#### Stated exercise
The output should consist solely of the line containing "Enumerate this screenshot's" and the lines that follow it through the end of the data below.

━━━━━━━━

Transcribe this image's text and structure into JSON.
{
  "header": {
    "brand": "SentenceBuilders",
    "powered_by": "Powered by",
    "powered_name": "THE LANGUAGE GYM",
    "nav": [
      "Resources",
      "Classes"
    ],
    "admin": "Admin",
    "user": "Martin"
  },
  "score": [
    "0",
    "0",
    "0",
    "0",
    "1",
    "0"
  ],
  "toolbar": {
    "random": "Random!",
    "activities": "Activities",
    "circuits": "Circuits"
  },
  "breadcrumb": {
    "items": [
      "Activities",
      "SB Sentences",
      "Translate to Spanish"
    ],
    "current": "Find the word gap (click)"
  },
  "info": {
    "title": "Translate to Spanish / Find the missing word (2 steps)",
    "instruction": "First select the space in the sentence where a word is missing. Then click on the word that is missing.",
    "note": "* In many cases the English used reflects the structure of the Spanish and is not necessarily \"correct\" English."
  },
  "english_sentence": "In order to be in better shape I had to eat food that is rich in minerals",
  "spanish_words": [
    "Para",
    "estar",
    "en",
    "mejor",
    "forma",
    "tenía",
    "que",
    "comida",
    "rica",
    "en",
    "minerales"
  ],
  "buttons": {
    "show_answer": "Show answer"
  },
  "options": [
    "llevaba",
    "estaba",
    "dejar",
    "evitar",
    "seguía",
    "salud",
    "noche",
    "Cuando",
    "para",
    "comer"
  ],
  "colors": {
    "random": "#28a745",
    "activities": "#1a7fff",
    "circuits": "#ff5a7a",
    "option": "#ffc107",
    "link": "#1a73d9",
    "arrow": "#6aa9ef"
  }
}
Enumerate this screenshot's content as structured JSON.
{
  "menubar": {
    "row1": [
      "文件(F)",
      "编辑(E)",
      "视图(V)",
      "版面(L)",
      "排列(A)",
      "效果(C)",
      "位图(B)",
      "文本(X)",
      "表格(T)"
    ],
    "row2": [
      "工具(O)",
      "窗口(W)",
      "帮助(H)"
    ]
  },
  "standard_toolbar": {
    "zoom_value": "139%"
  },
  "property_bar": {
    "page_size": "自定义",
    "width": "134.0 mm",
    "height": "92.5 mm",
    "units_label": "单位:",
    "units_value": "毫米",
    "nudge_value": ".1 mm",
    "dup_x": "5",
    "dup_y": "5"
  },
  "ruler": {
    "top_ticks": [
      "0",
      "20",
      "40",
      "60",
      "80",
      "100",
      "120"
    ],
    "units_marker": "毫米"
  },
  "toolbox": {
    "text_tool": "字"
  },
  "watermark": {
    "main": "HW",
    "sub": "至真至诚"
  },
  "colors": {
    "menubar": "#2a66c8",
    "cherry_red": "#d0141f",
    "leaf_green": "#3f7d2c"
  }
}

━━━━━━━━

#### The reply
Enumerate this screenshot's content as structured JSON.
{
  "menubar": {
    "row1": [
      "文件(F)",
      "编辑(E)",
      "视图(V)",
      "版面(L)",
      "排列(A)",
      "效果(C)",
      "位图(B)",
      "文本(X)",
      "表格(T)"
    ],
    "row2": [
      "工具(O)",
      "窗口(W)",
      "帮助(H)"
    ]
  },
  "standard_toolbar": {
    "zoom_value": "139%"
  },
  "property_bar": {
    "page_size": "自定义",
    "width": "134.0 mm",
    "height": "92.5 mm",
    "units_label": "单位:",
    "units_value": "毫米",
    "nudge_value": ".1 mm",
    "dup_x": "5",
    "dup_y": "5"
  },
  "ruler": {
    "top_ticks": [
      "0",
      "20",
      "40",
      "60",
      "80",
      "100",
      "120"
    ],
    "units_marker": "毫米"
  },
  "toolbox": {
    "text_tool": "字"
  },
  "watermark": {
    "main": "HW",
    "sub": "至真至诚"
  },
  "colors": {
    "menubar": "#2a66c8",
    "cherry_red": "#d0141f",
    "leaf_green": "#3f7d2c"
  }
}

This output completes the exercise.